- _Work required_:
Reproduce each of the items below word for word, omitting the pictures.

* Begin *

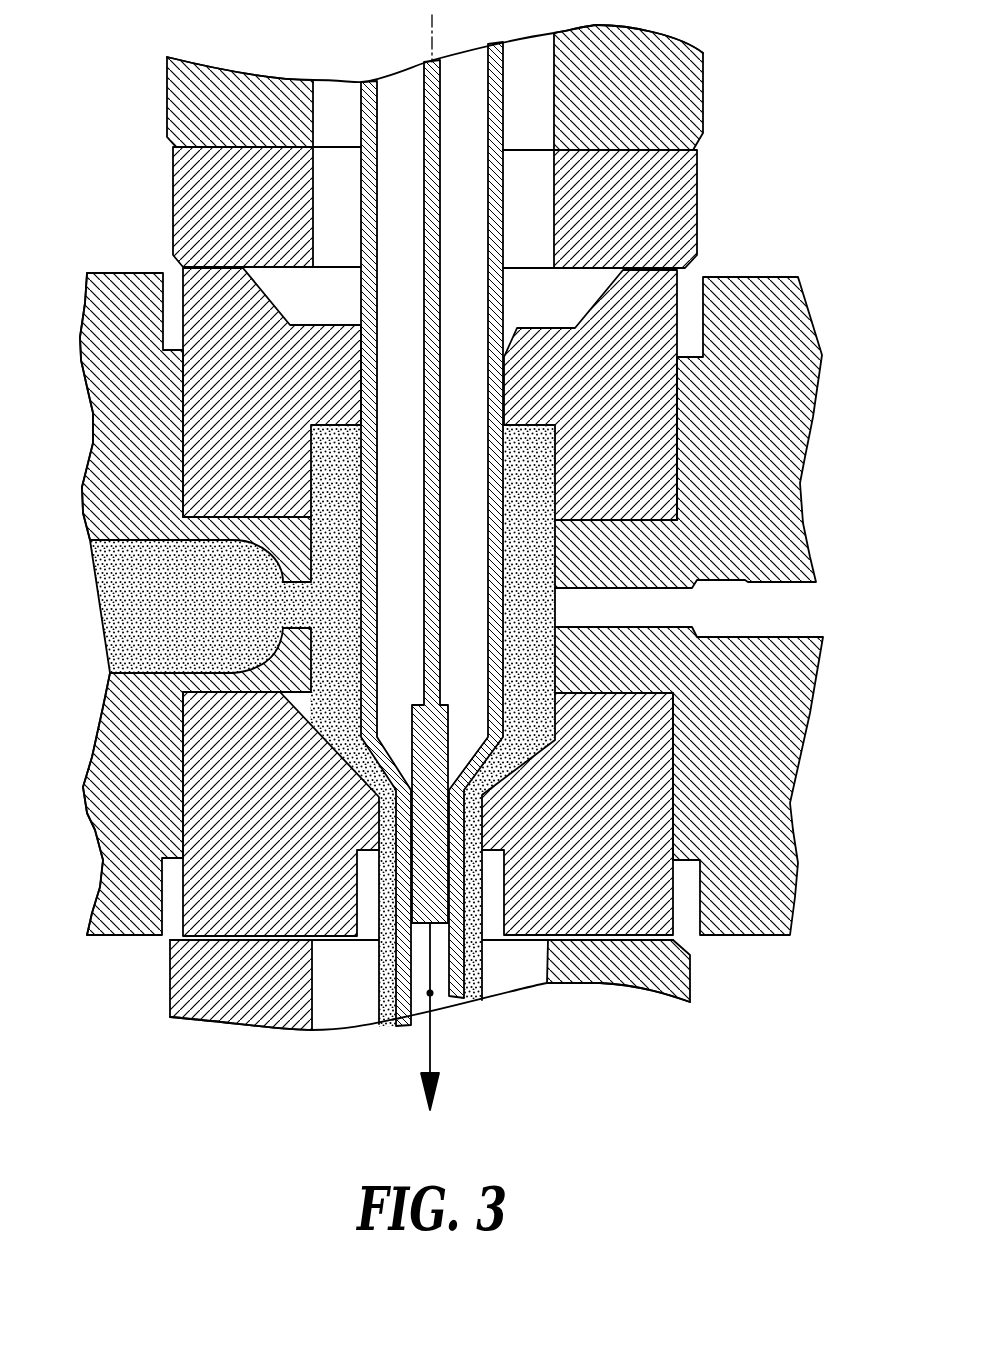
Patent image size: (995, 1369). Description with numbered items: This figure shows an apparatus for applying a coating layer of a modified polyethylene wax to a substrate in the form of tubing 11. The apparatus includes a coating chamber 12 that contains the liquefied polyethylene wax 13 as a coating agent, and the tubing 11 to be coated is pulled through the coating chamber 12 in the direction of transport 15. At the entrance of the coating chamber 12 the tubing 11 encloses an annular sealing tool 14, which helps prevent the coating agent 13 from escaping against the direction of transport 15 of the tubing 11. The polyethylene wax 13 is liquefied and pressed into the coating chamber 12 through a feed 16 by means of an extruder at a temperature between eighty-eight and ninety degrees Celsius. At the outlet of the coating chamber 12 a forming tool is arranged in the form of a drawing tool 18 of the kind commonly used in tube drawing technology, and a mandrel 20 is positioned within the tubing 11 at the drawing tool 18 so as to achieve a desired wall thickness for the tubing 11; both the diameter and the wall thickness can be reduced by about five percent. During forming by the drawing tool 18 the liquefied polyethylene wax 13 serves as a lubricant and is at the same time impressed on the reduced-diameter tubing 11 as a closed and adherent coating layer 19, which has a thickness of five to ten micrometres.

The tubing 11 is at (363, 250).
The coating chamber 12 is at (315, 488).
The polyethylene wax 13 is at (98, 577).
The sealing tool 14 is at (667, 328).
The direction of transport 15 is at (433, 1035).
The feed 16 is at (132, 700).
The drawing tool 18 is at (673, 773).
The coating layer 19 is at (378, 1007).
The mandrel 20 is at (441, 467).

* End *

- _Problem solution_:
Patent image size: (995, 1369). Description with numbered items: This figure shows an apparatus for applying a coating layer of a modified polyethylene wax to a substrate in the form of tubing 11. The apparatus includes a coating chamber 12 that contains the liquefied polyethylene wax 13 as a coating agent, and the tubing 11 to be coated is pulled through the coating chamber 12 in the direction of transport 15. At the entrance of the coating chamber 12 the tubing 11 encloses an annular sealing tool 14, which helps prevent the coating agent 13 from escaping against the direction of transport 15 of the tubing 11. The polyethylene wax 13 is liquefied and pressed into the coating chamber 12 through a feed 16 by means of an extruder at a temperature between eighty-eight and ninety degrees Celsius. At the outlet of the coating chamber 12 a forming tool is arranged in the form of a drawing tool 18 of the kind commonly used in tube drawing technology, and a mandrel 20 is positioned within the tubing 11 at the drawing tool 18 so as to achieve a desired wall thickness for the tubing 11; both the diameter and the wall thickness can be reduced by about five percent. During forming by the drawing tool 18 the liquefied polyethylene wax 13 serves as a lubricant and is at the same time impressed on the reduced-diameter tubing 11 as a closed and adherent coating layer 19, which has a thickness of five to ten micrometres.

The tubing 11 is at (363, 250).
The coating chamber 12 is at (315, 488).
The polyethylene wax 13 is at (98, 577).
The sealing tool 14 is at (667, 328).
The direction of transport 15 is at (433, 1035).
The feed 16 is at (132, 700).
The drawing tool 18 is at (673, 773).
The coating layer 19 is at (378, 1007).
The mandrel 20 is at (441, 467).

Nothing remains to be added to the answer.